[start]

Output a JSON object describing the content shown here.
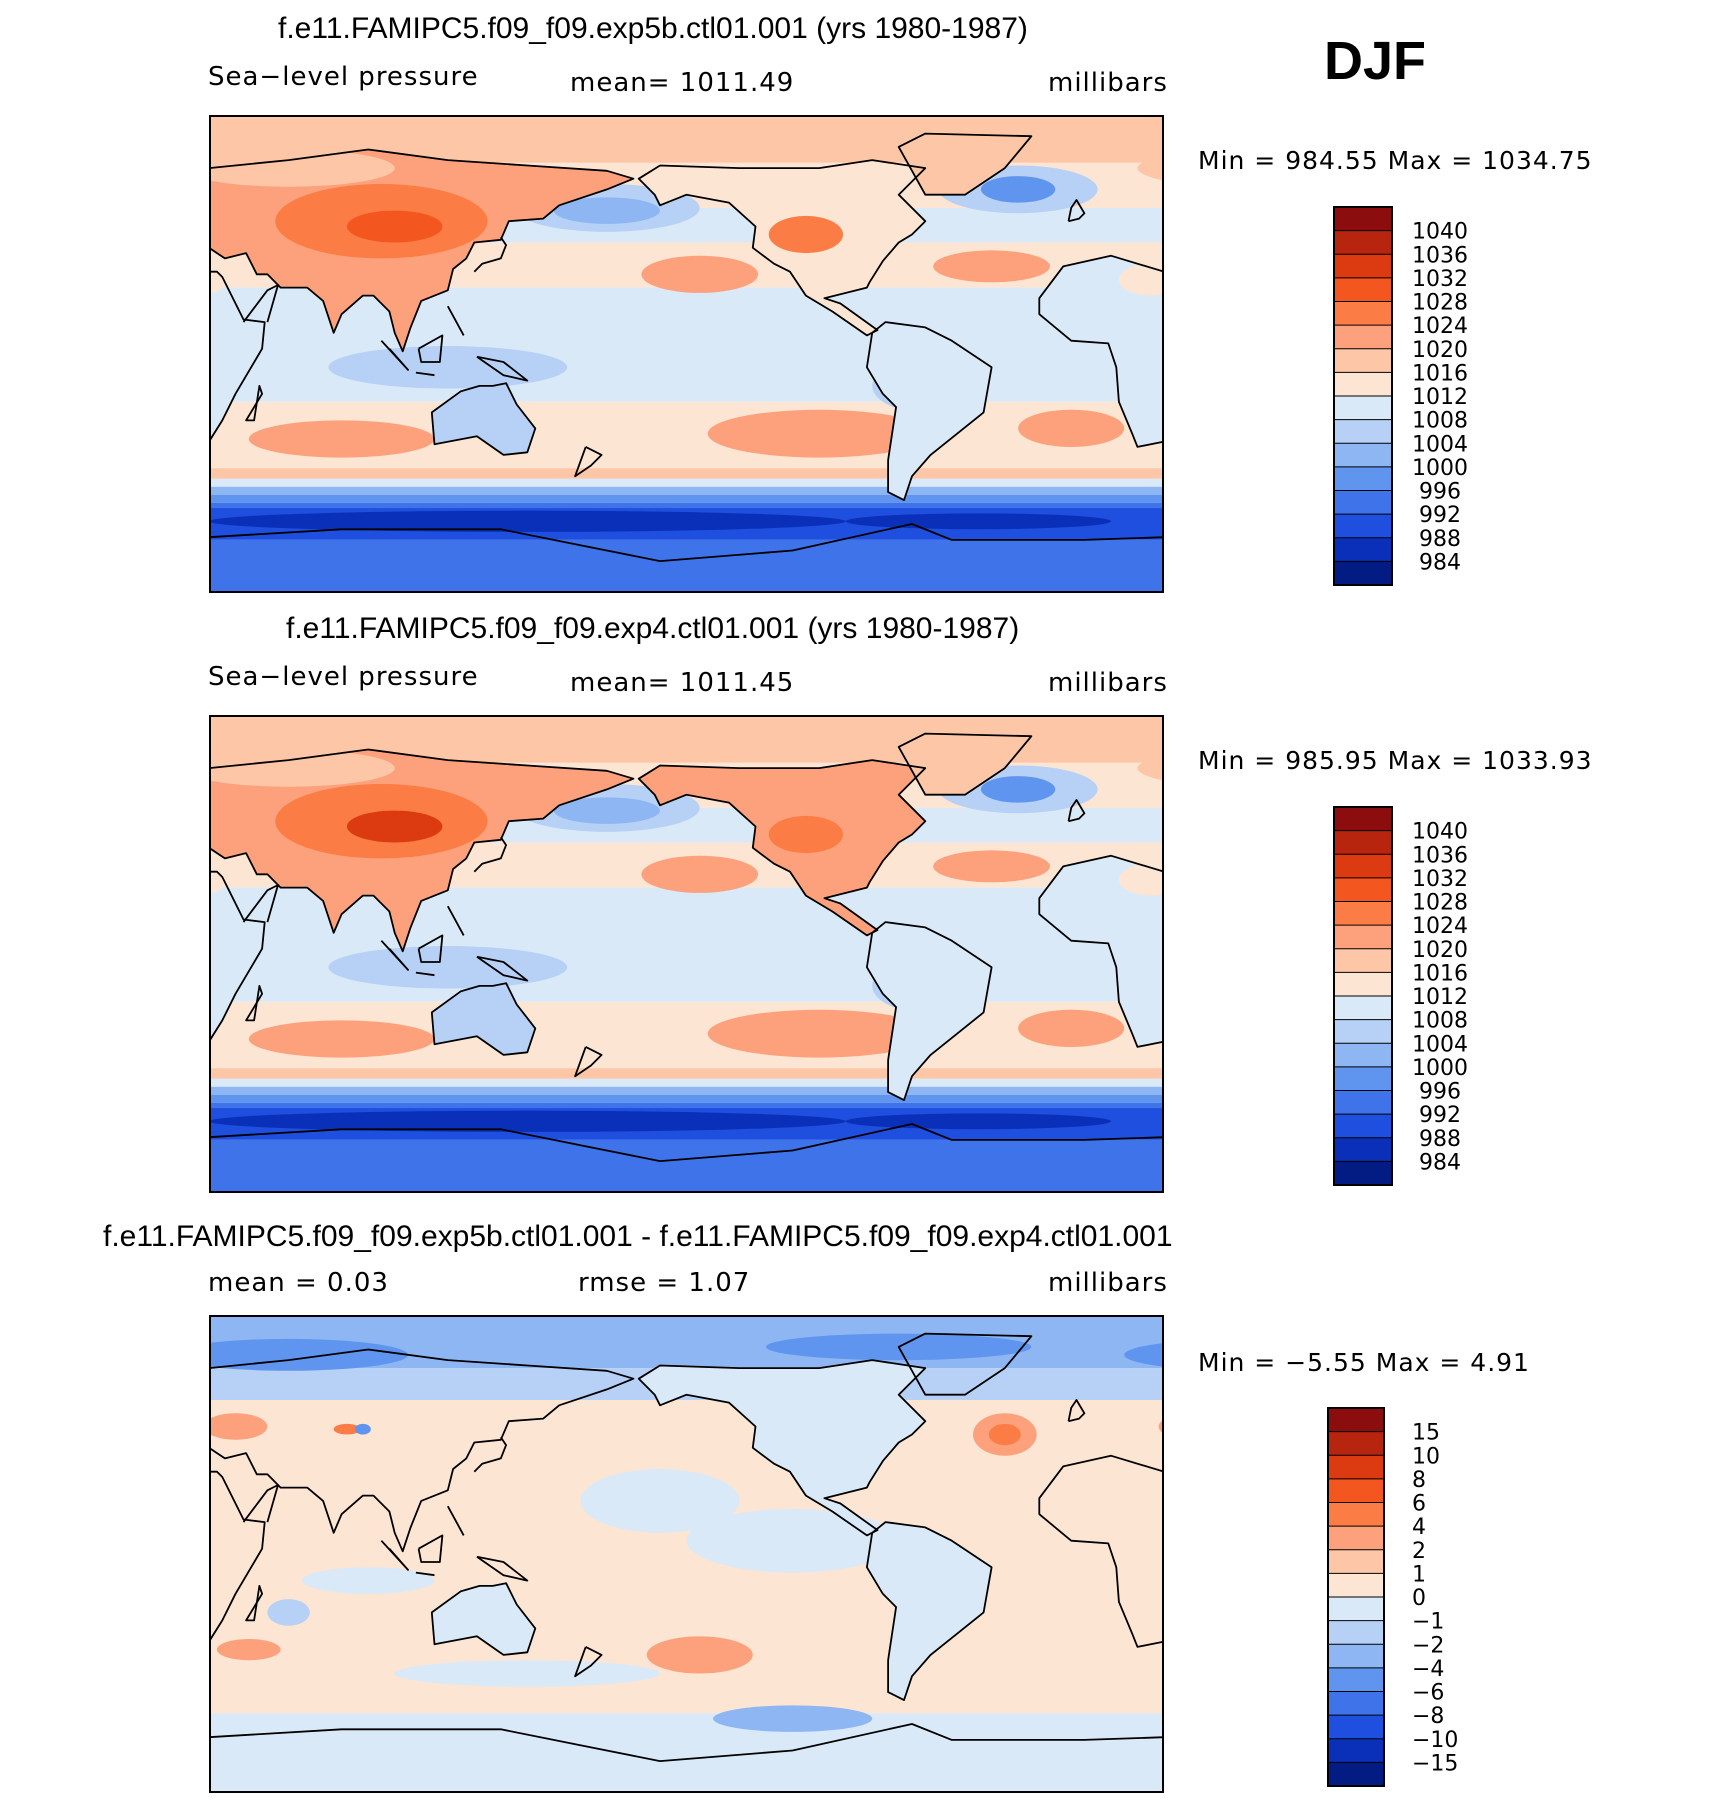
{
  "season": "DJF",
  "panels": [
    {
      "id": "exp5b",
      "title": "f.e11.FAMIPC5.f09_f09.exp5b.ctl01.001 (yrs 1980-1987)",
      "variable": "Sea−level pressure",
      "stat1": "mean=  1011.49",
      "stat2": "",
      "units": "millibars",
      "minmax": "Min  =  984.55  Max  =  1034.75",
      "scale": "abs"
    },
    {
      "id": "exp4",
      "title": "f.e11.FAMIPC5.f09_f09.exp4.ctl01.001 (yrs 1980-1987)",
      "variable": "Sea−level pressure",
      "stat1": "mean=  1011.45",
      "stat2": "",
      "units": "millibars",
      "minmax": "Min  =  985.95  Max  =  1033.93",
      "scale": "abs"
    },
    {
      "id": "diff",
      "title": "f.e11.FAMIPC5.f09_f09.exp5b.ctl01.001 - f.e11.FAMIPC5.f09_f09.exp4.ctl01.001",
      "variable": "",
      "stat1": "mean  =     0.03",
      "stat2": "rmse  =     1.07",
      "units": "millibars",
      "minmax": "Min  =    −5.55  Max  =     4.91",
      "scale": "diff"
    }
  ],
  "chart_data": [
    {
      "type": "heatmap",
      "title": "f.e11.FAMIPC5.f09_f09.exp5b.ctl01.001 (yrs 1980-1987)",
      "variable": "Sea-level pressure",
      "units": "millibars",
      "mean": 1011.49,
      "min": 984.55,
      "max": 1034.75,
      "season": "DJF",
      "colorbar_levels": [
        "1040",
        "1036",
        "1032",
        "1028",
        "1024",
        "1020",
        "1016",
        "1012",
        "1008",
        "1004",
        "1000",
        "996",
        "992",
        "988",
        "984"
      ],
      "colorbar_colors": [
        "#8b0d0d",
        "#b7250f",
        "#dc3b12",
        "#f3571f",
        "#fb7c45",
        "#fca17c",
        "#fcc6a7",
        "#fde5d3",
        "#d9e9f8",
        "#b6d1f5",
        "#8db6f3",
        "#5f94ef",
        "#3e73ea",
        "#1f4fde",
        "#0a30b9",
        "#031c84"
      ]
    },
    {
      "type": "heatmap",
      "title": "f.e11.FAMIPC5.f09_f09.exp4.ctl01.001 (yrs 1980-1987)",
      "variable": "Sea-level pressure",
      "units": "millibars",
      "mean": 1011.45,
      "min": 985.95,
      "max": 1033.93,
      "season": "DJF",
      "colorbar_levels": [
        "1040",
        "1036",
        "1032",
        "1028",
        "1024",
        "1020",
        "1016",
        "1012",
        "1008",
        "1004",
        "1000",
        "996",
        "992",
        "988",
        "984"
      ],
      "colorbar_colors": [
        "#8b0d0d",
        "#b7250f",
        "#dc3b12",
        "#f3571f",
        "#fb7c45",
        "#fca17c",
        "#fcc6a7",
        "#fde5d3",
        "#d9e9f8",
        "#b6d1f5",
        "#8db6f3",
        "#5f94ef",
        "#3e73ea",
        "#1f4fde",
        "#0a30b9",
        "#031c84"
      ]
    },
    {
      "type": "heatmap",
      "title": "f.e11.FAMIPC5.f09_f09.exp5b.ctl01.001 - f.e11.FAMIPC5.f09_f09.exp4.ctl01.001",
      "units": "millibars",
      "mean": 0.03,
      "rmse": 1.07,
      "min": -5.55,
      "max": 4.91,
      "season": "DJF",
      "colorbar_levels": [
        "15",
        "10",
        "8",
        "6",
        "4",
        "2",
        "1",
        "0",
        "−1",
        "−2",
        "−4",
        "−6",
        "−8",
        "−10",
        "−15"
      ],
      "colorbar_colors": [
        "#8b0d0d",
        "#b7250f",
        "#dc3b12",
        "#f3571f",
        "#fb7c45",
        "#fca17c",
        "#fcc6a7",
        "#fde5d3",
        "#d9e9f8",
        "#b6d1f5",
        "#8db6f3",
        "#5f94ef",
        "#3e73ea",
        "#1f4fde",
        "#0a30b9",
        "#031c84"
      ]
    }
  ]
}
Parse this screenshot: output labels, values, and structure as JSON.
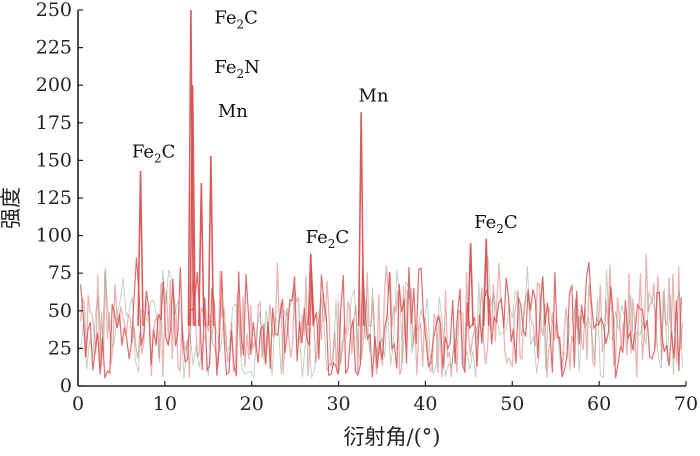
{
  "chart_data": {
    "type": "line",
    "xlabel": "衍射角/(°)",
    "ylabel": "强度",
    "xlim": [
      0,
      70
    ],
    "ylim": [
      0,
      250
    ],
    "x_ticks": [
      "0",
      "10",
      "20",
      "30",
      "40",
      "50",
      "60",
      "70"
    ],
    "y_ticks": [
      "0",
      "25",
      "50",
      "75",
      "100",
      "125",
      "150",
      "175",
      "200",
      "225",
      "250"
    ],
    "grid": false,
    "legend": "none",
    "peaks": [
      {
        "x": 7.2,
        "y": 143
      },
      {
        "x": 13.0,
        "y": 250
      },
      {
        "x": 13.2,
        "y": 200
      },
      {
        "x": 14.2,
        "y": 135
      },
      {
        "x": 15.3,
        "y": 153
      },
      {
        "x": 32.6,
        "y": 182
      },
      {
        "x": 26.8,
        "y": 88
      },
      {
        "x": 45.2,
        "y": 95
      },
      {
        "x": 47.0,
        "y": 98
      }
    ],
    "noise_range": [
      5,
      90
    ],
    "annotations": [
      {
        "label": "Fe",
        "sub": "2",
        "suffix": "C",
        "x": 6.2,
        "y": 152
      },
      {
        "label": "Fe",
        "sub": "2",
        "suffix": "C",
        "x": 15.7,
        "y": 241
      },
      {
        "label": "Fe",
        "sub": "2",
        "suffix": "N",
        "x": 15.7,
        "y": 208
      },
      {
        "label": "Mn",
        "sub": "",
        "suffix": "",
        "x": 16.1,
        "y": 179
      },
      {
        "label": "Mn",
        "sub": "",
        "suffix": "",
        "x": 32.3,
        "y": 189
      },
      {
        "label": "Fe",
        "sub": "2",
        "suffix": "C",
        "x": 26.2,
        "y": 95
      },
      {
        "label": "Fe",
        "sub": "2",
        "suffix": "C",
        "x": 45.6,
        "y": 105
      }
    ],
    "colors": {
      "series_a": "#d64a4a",
      "series_b": "#e9a7a7",
      "series_c": "#6f8f6f",
      "axis": "#222222"
    }
  }
}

[end]

▶ EXERCISE: Using the records above, select and copy every line that has the word "minmax".

▶ WRITTEN REPLY:
      "minmax": "Min  =  984.55  Max  =  1034.75",
      "minmax": "Min  =  985.95  Max  =  1033.93",
      "minmax": "Min  =    −5.55  Max  =     4.91",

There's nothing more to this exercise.